## Votre objectif
Réécrivez le passage de l'article sur la marche des déplacés à Lubumbashi allant de "Partis de leurs" à "arrivée à Lubumbashi.", en y remplaçant "manifestants" par "marcheurs".

Des déplacés de guerre originaires de Goma dans le Nord-Kivu et Bukavu dans le Sud-Kivu, ont organisé une marche pacifique dans les rues de la ville de Lubumbashi, chef-lieu du Haut-Katanga, dans le but de plaider pour une assistance humanitaire, ce mardi 28 juillet 2026.
Partis de leurs différents sites d'hébergement, ils se sont rendus devant le gouvernorat de province au centre-ville afin d'interpeller les autorités sur leurs conditions de vie qu'ils jugent de plus en plus précaires.
Réunis au sein du Collectif des déplacés victimes de la guerre de l'Est, ces manifestants affirment vouloir attirer l'attention des autorités provinciales sur la poursuite des massacres dans leurs provinces d'origine, mais aussi sur l'urgence de leur prise en charge humanitaire. Ils disent manquer de nourriture, de soins de santé et d'autres besoins essentiels depuis leur arrivée à Lubumbashi.
« Nous sommes ici au gouvernorat après avoir marché de nos lieux d'hébergement jusqu'ici pour présenter nos douleurs et nos cris d'alarme aux autorités provinciales. Nous voulons savoir comment stopper la situation des massacres chez nous. Nous sommes des victimes visibles des barbaries des sanguinaires du Rwanda », a déclaré Paul Biamungu, représentant des déplacés de Goma et Bukavu.
Le collectif sollicite également l'implication des autorités nationales, notamment de la Première Dame, de la Première ministre ainsi que de la ministre des Affaires sociales et Actions humanitaires, afin d'obtenir une assistance d'urgence. Selon Paul Biamungu, leur quotidien est marqué par une extrême précarité.

[Données de détection de la mise en page des documents]
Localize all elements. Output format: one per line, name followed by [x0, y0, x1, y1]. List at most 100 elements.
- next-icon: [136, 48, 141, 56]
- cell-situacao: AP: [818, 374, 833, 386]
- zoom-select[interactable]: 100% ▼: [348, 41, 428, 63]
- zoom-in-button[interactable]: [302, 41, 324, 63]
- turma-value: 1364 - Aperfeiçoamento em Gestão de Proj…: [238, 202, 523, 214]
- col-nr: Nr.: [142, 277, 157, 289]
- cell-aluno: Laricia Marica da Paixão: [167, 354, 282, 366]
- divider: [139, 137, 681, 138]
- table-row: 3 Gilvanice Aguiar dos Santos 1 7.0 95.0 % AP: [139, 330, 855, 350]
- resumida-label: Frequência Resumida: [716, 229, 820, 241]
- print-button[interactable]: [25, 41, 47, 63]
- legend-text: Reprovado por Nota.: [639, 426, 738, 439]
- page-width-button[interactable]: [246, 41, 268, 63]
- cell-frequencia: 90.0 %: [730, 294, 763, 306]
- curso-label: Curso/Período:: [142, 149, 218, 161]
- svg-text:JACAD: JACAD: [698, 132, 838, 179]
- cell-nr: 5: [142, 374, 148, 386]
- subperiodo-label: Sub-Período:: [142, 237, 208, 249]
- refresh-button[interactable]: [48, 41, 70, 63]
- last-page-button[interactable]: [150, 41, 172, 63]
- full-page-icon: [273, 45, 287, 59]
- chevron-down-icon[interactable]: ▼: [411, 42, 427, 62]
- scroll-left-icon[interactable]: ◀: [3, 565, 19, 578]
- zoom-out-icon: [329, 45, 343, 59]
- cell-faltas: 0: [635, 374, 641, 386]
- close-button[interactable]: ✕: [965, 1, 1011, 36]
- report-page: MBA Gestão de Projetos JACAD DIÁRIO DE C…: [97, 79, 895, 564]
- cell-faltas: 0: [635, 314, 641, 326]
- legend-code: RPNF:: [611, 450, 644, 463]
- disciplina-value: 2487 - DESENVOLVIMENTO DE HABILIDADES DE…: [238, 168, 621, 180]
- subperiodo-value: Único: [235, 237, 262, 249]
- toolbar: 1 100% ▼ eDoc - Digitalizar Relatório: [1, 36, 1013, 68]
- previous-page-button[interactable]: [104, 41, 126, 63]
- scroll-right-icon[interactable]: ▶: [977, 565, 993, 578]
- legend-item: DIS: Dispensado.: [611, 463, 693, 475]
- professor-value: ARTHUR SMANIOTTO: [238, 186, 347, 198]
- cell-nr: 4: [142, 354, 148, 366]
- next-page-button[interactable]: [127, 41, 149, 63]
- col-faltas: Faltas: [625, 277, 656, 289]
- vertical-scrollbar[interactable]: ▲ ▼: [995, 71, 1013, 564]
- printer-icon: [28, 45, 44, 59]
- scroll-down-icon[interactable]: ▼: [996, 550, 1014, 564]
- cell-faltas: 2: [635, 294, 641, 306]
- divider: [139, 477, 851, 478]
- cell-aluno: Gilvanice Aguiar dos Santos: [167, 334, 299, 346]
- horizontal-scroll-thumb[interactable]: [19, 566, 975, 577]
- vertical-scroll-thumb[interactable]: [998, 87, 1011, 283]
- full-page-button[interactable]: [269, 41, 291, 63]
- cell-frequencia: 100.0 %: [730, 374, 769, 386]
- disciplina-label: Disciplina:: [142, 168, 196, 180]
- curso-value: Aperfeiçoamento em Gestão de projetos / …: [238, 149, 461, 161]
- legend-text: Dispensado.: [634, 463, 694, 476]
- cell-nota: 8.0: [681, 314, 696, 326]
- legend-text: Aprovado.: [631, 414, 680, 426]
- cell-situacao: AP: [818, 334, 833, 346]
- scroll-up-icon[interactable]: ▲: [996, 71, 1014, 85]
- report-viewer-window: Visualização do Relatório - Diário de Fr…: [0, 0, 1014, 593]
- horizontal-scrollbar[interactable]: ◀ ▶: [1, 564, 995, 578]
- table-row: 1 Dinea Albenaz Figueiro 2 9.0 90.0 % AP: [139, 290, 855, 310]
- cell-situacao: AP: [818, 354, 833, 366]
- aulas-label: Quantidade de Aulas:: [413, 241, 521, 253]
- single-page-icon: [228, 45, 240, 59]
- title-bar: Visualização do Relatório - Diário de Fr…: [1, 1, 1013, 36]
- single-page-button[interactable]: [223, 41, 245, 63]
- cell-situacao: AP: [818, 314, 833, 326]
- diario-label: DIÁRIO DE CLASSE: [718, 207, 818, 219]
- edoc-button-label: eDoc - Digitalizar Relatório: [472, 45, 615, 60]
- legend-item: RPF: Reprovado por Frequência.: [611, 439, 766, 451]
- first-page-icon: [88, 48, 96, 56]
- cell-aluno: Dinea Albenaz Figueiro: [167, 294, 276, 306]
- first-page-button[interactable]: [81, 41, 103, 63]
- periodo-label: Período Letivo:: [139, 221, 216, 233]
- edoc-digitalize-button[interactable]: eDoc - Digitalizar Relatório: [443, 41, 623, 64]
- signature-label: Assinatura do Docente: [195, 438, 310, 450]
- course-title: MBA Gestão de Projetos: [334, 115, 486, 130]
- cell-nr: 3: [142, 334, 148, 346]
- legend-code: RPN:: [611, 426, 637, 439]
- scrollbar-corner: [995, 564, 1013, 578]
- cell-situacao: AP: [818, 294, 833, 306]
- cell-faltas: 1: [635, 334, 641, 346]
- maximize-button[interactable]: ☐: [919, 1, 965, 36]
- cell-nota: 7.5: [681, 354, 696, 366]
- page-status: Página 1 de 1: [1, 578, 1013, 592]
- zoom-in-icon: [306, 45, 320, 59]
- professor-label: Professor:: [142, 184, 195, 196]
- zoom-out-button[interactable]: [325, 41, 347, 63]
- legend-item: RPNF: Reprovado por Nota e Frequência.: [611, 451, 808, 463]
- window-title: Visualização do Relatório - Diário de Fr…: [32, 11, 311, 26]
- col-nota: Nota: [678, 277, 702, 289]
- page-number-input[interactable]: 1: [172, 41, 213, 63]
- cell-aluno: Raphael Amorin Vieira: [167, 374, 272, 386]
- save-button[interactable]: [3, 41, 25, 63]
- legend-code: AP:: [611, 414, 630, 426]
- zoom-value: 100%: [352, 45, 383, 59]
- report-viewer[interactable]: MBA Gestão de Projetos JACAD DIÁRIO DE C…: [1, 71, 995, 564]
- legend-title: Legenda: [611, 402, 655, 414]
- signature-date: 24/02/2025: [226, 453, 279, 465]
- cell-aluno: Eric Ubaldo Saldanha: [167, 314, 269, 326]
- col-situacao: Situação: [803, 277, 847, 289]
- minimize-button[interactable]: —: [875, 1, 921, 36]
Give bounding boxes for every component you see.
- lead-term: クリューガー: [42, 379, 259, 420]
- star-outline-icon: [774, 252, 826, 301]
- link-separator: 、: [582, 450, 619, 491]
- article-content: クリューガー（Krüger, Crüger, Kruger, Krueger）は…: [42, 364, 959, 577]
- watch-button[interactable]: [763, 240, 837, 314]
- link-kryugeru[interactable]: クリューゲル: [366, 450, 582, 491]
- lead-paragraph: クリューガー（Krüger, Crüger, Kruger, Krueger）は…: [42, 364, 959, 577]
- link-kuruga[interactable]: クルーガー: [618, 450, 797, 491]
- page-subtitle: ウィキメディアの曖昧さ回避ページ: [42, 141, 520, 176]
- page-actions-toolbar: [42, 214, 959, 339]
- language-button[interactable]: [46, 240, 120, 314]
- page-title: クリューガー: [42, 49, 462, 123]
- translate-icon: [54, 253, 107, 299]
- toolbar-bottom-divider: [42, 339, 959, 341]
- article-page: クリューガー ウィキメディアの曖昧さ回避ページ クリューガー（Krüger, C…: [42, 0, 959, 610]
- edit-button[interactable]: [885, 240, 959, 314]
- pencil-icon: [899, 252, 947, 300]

## Corrigé
Partis de leurs différents sites d'hébergement, ils se sont rendus devant le gouvernorat de province au centre-ville afin d'interpeller les autorités sur leurs conditions de vie qu'ils jugent de plus en plus précaires.
Réunis au sein du Collectif des déplacés victimes de la guerre de l'Est, ces marcheurs affirment vouloir attirer l'attention des autorités provinciales sur la poursuite des massacres dans leurs provinces d'origine, mais aussi sur l'urgence de leur prise en charge humanitaire. Ils disent manquer de nourriture, de soins de santé et d'autres besoins essentiels depuis leur arrivée à Lubumbashi.